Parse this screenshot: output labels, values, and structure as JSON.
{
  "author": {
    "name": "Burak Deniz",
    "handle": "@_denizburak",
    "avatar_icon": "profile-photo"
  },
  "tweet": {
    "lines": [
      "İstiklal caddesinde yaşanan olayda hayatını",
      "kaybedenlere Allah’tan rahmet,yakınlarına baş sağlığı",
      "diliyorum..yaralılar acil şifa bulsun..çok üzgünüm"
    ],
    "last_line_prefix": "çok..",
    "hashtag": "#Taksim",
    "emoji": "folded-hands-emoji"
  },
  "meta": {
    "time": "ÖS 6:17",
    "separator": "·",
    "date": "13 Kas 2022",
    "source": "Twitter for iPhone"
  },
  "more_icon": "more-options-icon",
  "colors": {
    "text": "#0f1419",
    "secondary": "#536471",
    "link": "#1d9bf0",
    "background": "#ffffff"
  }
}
==
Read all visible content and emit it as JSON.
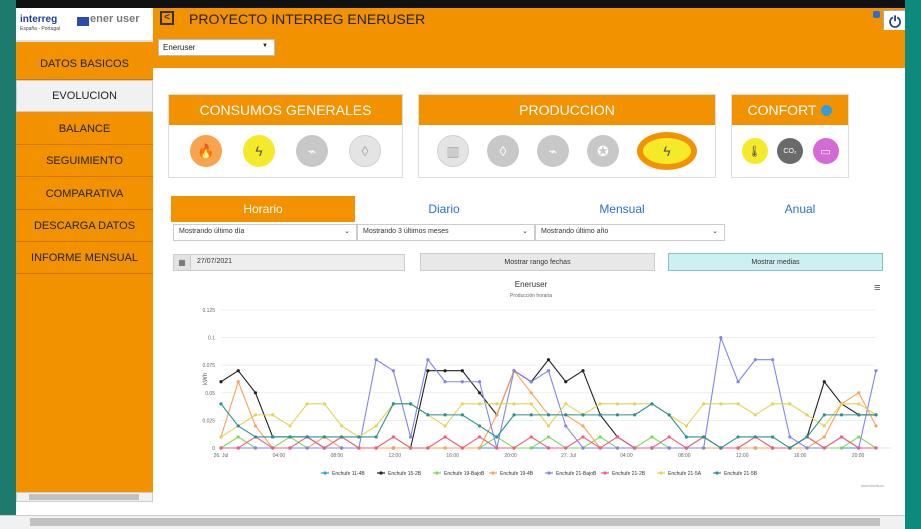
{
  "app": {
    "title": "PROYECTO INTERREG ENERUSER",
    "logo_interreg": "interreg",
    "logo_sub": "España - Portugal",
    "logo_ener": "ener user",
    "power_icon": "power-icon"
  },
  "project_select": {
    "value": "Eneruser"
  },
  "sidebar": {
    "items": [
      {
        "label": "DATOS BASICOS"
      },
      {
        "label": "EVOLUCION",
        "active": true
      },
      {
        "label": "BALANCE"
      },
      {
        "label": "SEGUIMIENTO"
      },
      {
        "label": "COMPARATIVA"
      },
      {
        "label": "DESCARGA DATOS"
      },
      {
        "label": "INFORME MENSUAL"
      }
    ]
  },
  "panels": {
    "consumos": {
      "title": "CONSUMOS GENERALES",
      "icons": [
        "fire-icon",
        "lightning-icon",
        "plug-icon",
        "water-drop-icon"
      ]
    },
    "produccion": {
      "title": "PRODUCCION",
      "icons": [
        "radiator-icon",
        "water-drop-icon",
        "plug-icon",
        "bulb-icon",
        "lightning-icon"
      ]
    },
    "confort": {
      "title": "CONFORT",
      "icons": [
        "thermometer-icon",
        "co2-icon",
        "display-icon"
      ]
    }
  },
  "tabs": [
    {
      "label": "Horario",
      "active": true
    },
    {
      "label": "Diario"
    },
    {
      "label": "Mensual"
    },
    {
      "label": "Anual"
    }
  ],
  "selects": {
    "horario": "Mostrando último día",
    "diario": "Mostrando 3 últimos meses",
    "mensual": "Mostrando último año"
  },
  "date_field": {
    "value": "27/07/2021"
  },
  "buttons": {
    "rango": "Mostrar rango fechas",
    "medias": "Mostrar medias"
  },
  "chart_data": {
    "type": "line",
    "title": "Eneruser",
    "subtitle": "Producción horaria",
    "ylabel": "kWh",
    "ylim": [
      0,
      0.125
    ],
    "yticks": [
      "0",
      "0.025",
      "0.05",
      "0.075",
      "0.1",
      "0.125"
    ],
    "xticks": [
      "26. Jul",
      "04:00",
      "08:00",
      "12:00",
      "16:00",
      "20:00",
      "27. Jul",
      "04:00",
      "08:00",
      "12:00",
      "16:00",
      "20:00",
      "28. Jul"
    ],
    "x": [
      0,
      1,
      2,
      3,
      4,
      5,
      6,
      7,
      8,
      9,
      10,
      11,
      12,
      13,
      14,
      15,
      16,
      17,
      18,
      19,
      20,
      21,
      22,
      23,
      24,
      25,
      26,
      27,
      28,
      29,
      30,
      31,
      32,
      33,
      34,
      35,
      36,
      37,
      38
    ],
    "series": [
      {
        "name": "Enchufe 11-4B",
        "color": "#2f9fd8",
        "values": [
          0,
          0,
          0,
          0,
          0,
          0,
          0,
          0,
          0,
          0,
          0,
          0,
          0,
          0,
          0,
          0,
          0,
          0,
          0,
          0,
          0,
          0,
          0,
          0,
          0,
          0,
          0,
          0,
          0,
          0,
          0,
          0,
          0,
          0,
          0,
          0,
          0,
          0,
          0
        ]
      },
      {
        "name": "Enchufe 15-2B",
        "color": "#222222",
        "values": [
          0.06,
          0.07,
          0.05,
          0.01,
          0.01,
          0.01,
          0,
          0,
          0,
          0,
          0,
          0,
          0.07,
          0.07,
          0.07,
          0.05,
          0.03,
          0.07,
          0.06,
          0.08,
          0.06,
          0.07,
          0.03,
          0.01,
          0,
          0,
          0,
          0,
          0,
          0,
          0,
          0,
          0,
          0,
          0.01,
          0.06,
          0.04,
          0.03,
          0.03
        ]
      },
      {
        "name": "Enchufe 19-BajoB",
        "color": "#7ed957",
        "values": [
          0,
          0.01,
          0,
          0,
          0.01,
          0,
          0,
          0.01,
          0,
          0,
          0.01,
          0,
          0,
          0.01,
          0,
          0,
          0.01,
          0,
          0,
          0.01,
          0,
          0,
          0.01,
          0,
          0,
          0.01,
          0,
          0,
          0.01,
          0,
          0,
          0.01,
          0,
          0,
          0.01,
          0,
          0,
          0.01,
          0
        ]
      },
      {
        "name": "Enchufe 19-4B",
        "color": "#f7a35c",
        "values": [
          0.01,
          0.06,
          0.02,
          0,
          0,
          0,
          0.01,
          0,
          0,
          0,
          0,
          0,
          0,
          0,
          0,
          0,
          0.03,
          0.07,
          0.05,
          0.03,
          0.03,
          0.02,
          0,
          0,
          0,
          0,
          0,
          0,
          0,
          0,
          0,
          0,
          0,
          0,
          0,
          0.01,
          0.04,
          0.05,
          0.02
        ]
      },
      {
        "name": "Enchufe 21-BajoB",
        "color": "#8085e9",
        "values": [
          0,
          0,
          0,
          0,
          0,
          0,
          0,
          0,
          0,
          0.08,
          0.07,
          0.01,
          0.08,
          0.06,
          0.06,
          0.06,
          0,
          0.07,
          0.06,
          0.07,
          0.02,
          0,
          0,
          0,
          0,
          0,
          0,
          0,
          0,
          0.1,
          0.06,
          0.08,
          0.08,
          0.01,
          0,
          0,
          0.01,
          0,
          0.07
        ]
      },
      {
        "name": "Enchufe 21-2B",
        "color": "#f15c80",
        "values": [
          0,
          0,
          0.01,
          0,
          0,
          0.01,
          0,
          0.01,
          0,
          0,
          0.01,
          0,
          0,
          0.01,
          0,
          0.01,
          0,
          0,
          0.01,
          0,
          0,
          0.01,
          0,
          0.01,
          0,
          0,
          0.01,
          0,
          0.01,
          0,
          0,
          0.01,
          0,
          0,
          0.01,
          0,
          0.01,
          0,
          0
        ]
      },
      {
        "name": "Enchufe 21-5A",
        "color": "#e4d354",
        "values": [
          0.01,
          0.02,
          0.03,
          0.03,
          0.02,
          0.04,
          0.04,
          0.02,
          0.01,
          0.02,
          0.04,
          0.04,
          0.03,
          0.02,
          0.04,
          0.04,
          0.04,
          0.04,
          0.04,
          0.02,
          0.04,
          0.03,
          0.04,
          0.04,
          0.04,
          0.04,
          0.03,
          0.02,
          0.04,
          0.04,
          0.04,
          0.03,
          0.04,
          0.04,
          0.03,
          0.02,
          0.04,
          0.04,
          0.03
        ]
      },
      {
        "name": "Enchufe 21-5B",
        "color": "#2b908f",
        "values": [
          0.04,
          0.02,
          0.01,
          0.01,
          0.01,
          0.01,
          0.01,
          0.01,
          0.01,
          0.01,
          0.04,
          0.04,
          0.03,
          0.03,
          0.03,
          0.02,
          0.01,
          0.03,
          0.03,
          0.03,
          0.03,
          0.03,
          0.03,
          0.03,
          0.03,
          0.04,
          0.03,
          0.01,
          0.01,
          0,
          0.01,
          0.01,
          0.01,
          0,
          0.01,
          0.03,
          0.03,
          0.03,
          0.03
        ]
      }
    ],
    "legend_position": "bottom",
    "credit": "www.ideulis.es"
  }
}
...
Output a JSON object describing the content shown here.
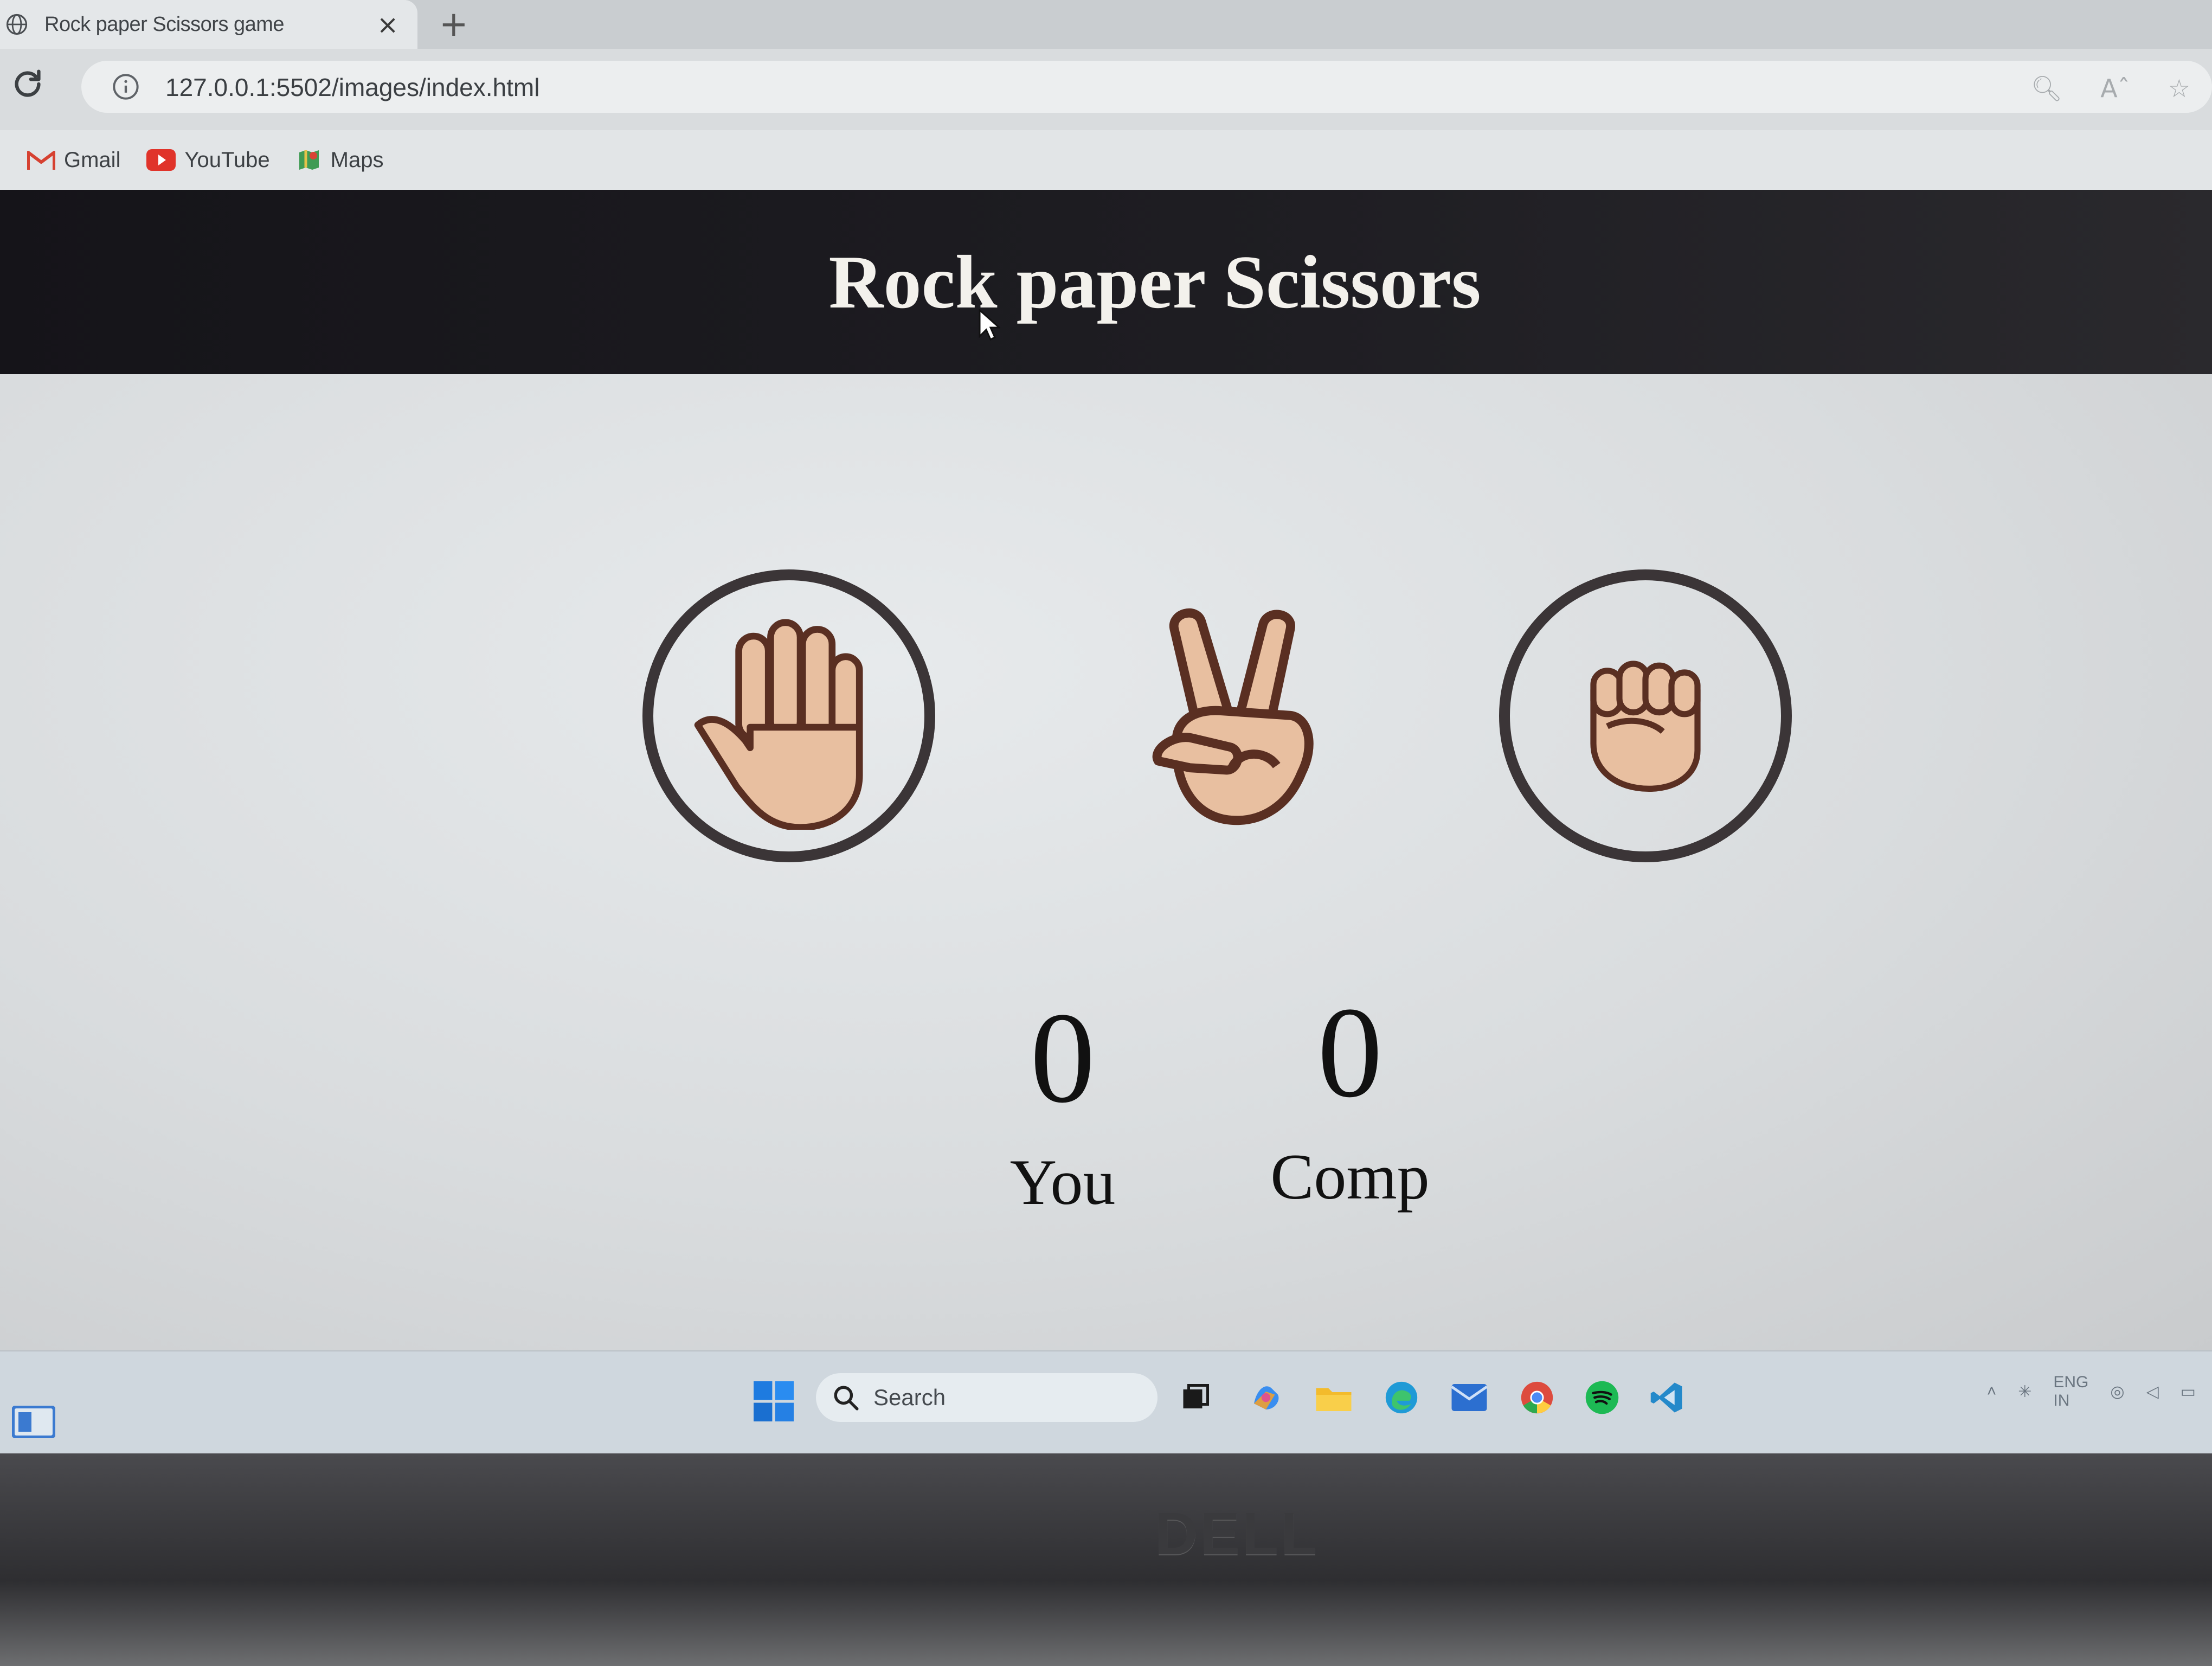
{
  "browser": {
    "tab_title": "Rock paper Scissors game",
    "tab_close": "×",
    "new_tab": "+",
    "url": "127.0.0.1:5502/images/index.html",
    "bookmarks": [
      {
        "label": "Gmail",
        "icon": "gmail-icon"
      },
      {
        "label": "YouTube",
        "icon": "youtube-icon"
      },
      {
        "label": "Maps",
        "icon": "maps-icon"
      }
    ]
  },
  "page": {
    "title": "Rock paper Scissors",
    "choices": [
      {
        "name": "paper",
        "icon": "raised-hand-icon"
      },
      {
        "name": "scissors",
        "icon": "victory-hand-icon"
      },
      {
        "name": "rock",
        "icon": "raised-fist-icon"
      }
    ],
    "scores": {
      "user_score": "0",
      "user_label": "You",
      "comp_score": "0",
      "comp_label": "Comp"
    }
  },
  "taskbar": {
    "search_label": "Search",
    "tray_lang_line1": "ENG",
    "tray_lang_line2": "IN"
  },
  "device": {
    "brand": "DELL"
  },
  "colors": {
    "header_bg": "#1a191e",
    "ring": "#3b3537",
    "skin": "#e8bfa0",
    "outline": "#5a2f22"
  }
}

» What to do
Pick every line with "content" in it and copy it.

» Exercise result
Read all visible content and emit it as JSON.
Output a JSON object describing the content shown here.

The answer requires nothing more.